◆ **What you have to do**: Retype all the records with nothing changed.

◆ **Supplied data**:
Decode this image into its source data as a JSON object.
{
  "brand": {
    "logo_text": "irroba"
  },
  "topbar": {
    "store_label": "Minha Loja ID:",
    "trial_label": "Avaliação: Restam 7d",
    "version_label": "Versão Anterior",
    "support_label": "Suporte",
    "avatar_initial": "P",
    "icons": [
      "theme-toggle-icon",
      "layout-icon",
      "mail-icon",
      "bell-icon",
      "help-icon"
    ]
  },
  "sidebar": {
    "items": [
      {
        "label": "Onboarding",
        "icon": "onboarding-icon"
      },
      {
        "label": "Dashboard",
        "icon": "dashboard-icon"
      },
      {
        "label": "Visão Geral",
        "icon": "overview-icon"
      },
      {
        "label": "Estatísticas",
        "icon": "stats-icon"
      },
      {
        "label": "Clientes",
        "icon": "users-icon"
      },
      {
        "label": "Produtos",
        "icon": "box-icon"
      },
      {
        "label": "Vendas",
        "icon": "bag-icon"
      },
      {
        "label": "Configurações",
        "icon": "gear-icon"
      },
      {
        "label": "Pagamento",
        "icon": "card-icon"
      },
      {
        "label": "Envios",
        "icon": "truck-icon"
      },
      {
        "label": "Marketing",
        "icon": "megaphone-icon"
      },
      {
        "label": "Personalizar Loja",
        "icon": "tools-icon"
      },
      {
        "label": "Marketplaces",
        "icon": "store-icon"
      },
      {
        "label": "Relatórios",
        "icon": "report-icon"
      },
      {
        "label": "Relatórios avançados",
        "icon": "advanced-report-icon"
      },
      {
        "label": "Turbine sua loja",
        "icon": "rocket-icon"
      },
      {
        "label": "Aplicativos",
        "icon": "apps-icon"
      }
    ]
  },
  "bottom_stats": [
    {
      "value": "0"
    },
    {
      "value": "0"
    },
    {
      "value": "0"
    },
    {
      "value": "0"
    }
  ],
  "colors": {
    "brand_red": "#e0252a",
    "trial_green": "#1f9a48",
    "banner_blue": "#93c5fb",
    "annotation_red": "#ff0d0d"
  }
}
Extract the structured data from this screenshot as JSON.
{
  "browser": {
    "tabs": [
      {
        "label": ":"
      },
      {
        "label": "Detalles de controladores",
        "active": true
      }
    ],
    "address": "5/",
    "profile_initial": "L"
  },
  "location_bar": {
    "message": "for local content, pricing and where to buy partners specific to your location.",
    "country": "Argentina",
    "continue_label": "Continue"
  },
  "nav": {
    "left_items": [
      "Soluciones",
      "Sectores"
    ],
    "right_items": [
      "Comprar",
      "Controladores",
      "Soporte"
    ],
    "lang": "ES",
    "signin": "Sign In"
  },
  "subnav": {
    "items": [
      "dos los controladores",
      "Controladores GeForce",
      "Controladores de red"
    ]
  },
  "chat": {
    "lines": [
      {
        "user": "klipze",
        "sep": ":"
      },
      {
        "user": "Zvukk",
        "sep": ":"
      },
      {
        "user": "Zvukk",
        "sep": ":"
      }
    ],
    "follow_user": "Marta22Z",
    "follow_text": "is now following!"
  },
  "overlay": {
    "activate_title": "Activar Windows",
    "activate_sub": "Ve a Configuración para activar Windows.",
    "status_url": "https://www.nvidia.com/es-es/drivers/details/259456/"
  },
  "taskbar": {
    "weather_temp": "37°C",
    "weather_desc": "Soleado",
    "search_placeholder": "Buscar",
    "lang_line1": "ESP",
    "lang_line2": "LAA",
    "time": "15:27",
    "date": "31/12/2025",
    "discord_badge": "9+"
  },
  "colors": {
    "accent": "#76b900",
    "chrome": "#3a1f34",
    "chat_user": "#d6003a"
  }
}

◆ **Written solution**:
Decode this image into its source data as a JSON object.
{
  "brand": {
    "logo_text": "irroba"
  },
  "topbar": {
    "store_label": "Minha Loja ID:",
    "trial_label": "Avaliação: Restam 7d",
    "version_label": "Versão Anterior",
    "support_label": "Suporte",
    "avatar_initial": "P",
    "icons": [
      "theme-toggle-icon",
      "layout-icon",
      "mail-icon",
      "bell-icon",
      "help-icon"
    ]
  },
  "sidebar": {
    "items": [
      {
        "label": "Onboarding",
        "icon": "onboarding-icon"
      },
      {
        "label": "Dashboard",
        "icon": "dashboard-icon"
      },
      {
        "label": "Visão Geral",
        "icon": "overview-icon"
      },
      {
        "label": "Estatísticas",
        "icon": "stats-icon"
      },
      {
        "label": "Clientes",
        "icon": "users-icon"
      },
      {
        "label": "Produtos",
        "icon": "box-icon"
      },
      {
        "label": "Vendas",
        "icon": "bag-icon"
      },
      {
        "label": "Configurações",
        "icon": "gear-icon"
      },
      {
        "label": "Pagamento",
        "icon": "card-icon"
      },
      {
        "label": "Envios",
        "icon": "truck-icon"
      },
      {
        "label": "Marketing",
        "icon": "megaphone-icon"
      },
      {
        "label": "Personalizar Loja",
        "icon": "tools-icon"
      },
      {
        "label": "Marketplaces",
        "icon": "store-icon"
      },
      {
        "label": "Relatórios",
        "icon": "report-icon"
      },
      {
        "label": "Relatórios avançados",
        "icon": "advanced-report-icon"
      },
      {
        "label": "Turbine sua loja",
        "icon": "rocket-icon"
      },
      {
        "label": "Aplicativos",
        "icon": "apps-icon"
      }
    ]
  },
  "bottom_stats": [
    {
      "value": "0"
    },
    {
      "value": "0"
    },
    {
      "value": "0"
    },
    {
      "value": "0"
    }
  ],
  "colors": {
    "brand_red": "#e0252a",
    "trial_green": "#1f9a48",
    "banner_blue": "#93c5fb",
    "annotation_red": "#ff0d0d"
  }
}
Extract the structured data from this screenshot as JSON.
{
  "browser": {
    "tabs": [
      {
        "label": ":"
      },
      {
        "label": "Detalles de controladores",
        "active": true
      }
    ],
    "address": "5/",
    "profile_initial": "L"
  },
  "location_bar": {
    "message": "for local content, pricing and where to buy partners specific to your location.",
    "country": "Argentina",
    "continue_label": "Continue"
  },
  "nav": {
    "left_items": [
      "Soluciones",
      "Sectores"
    ],
    "right_items": [
      "Comprar",
      "Controladores",
      "Soporte"
    ],
    "lang": "ES",
    "signin": "Sign In"
  },
  "subnav": {
    "items": [
      "dos los controladores",
      "Controladores GeForce",
      "Controladores de red"
    ]
  },
  "chat": {
    "lines": [
      {
        "user": "klipze",
        "sep": ":"
      },
      {
        "user": "Zvukk",
        "sep": ":"
      },
      {
        "user": "Zvukk",
        "sep": ":"
      }
    ],
    "follow_user": "Marta22Z",
    "follow_text": "is now following!"
  },
  "overlay": {
    "activate_title": "Activar Windows",
    "activate_sub": "Ve a Configuración para activar Windows.",
    "status_url": "https://www.nvidia.com/es-es/drivers/details/259456/"
  },
  "taskbar": {
    "weather_temp": "37°C",
    "weather_desc": "Soleado",
    "search_placeholder": "Buscar",
    "lang_line1": "ESP",
    "lang_line2": "LAA",
    "time": "15:27",
    "date": "31/12/2025",
    "discord_badge": "9+"
  },
  "colors": {
    "accent": "#76b900",
    "chrome": "#3a1f34",
    "chat_user": "#d6003a"
  }
}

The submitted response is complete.